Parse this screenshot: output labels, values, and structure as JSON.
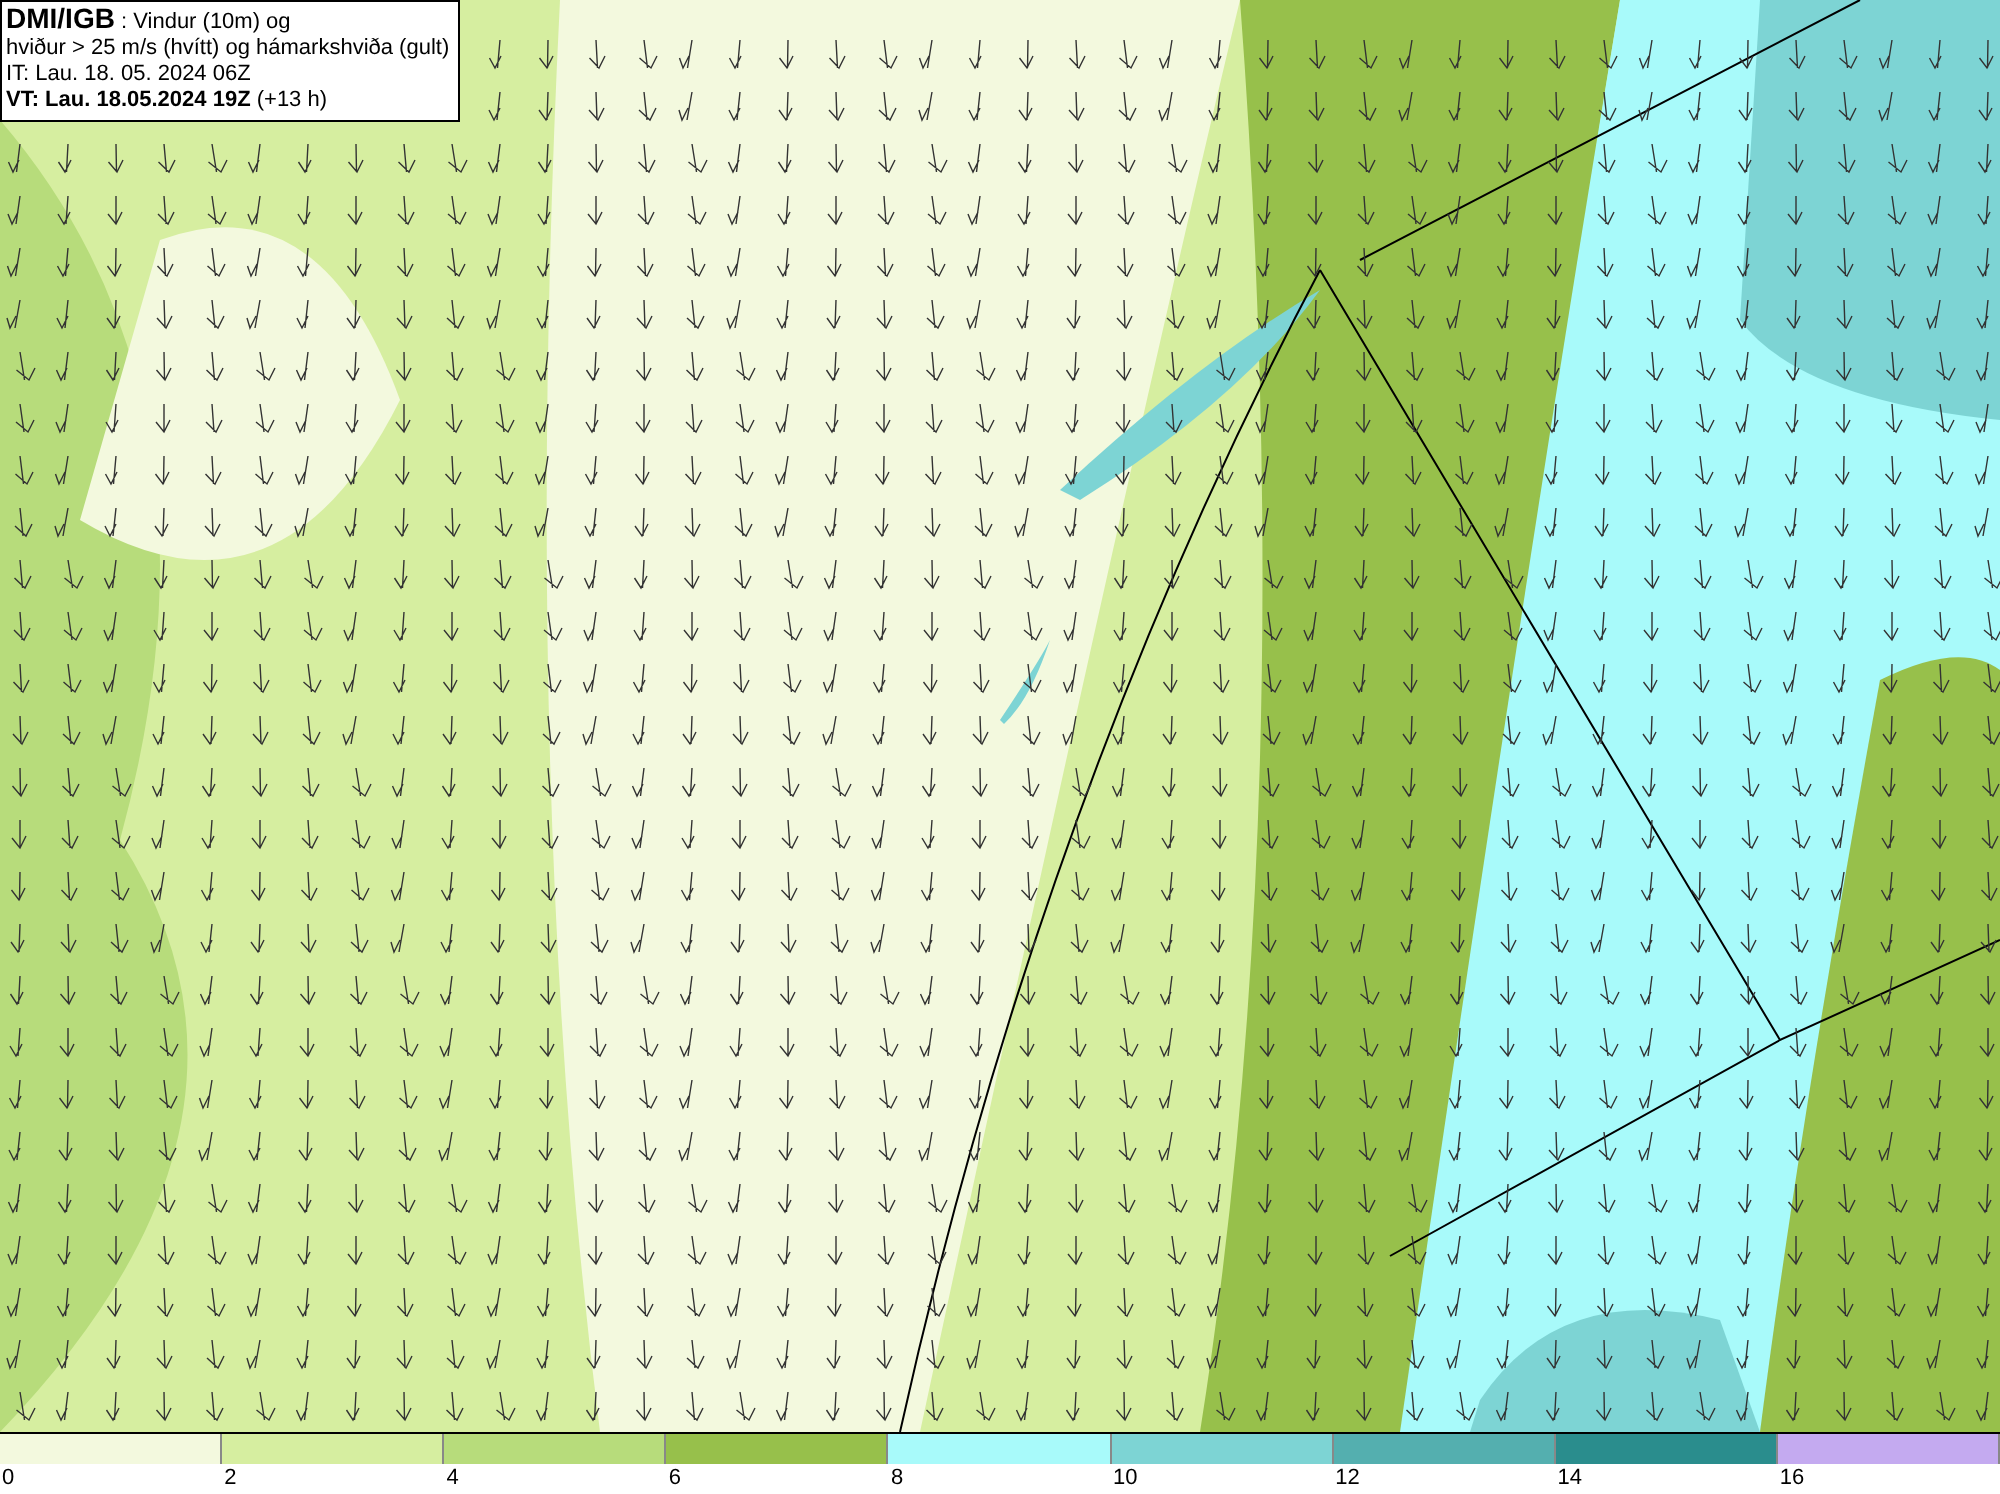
{
  "header": {
    "lines": [
      "**DMI/IGB** : Vindur (10m) og",
      "hviður > 25 m/s (hvítt) og hámarkshviða (gult)",
      "IT: Lau. 18. 05. 2024 06Z",
      "**VT: Lau. 18.05.2024 19Z** (+13 h)"
    ]
  },
  "legend": [
    {
      "color": "#f3f9de",
      "label": "0"
    },
    {
      "color": "#d6eea0",
      "label": "2"
    },
    {
      "color": "#b7dc7b",
      "label": "4"
    },
    {
      "color": "#97c04b",
      "label": "6"
    },
    {
      "color": "#a8fafa",
      "label": "8"
    },
    {
      "color": "#7dd4d4",
      "label": "10"
    },
    {
      "color": "#54afaf",
      "label": "12"
    },
    {
      "color": "#2a8d8d",
      "label": "14"
    },
    {
      "color": "#c4aaf0",
      "label": "16"
    }
  ]
}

> **To do**
Every entry above should be duplicated exactly. Do not include the images.

> **Completed task**
Parse this screenshot: output labels, values, and structure as JSON.
{
  "header": {
    "lines": [
      "**DMI/IGB** : Vindur (10m) og",
      "hviður > 25 m/s (hvítt) og hámarkshviða (gult)",
      "IT: Lau. 18. 05. 2024 06Z",
      "**VT: Lau. 18.05.2024 19Z** (+13 h)"
    ]
  },
  "legend": [
    {
      "color": "#f3f9de",
      "label": "0"
    },
    {
      "color": "#d6eea0",
      "label": "2"
    },
    {
      "color": "#b7dc7b",
      "label": "4"
    },
    {
      "color": "#97c04b",
      "label": "6"
    },
    {
      "color": "#a8fafa",
      "label": "8"
    },
    {
      "color": "#7dd4d4",
      "label": "10"
    },
    {
      "color": "#54afaf",
      "label": "12"
    },
    {
      "color": "#2a8d8d",
      "label": "14"
    },
    {
      "color": "#c4aaf0",
      "label": "16"
    }
  ]
}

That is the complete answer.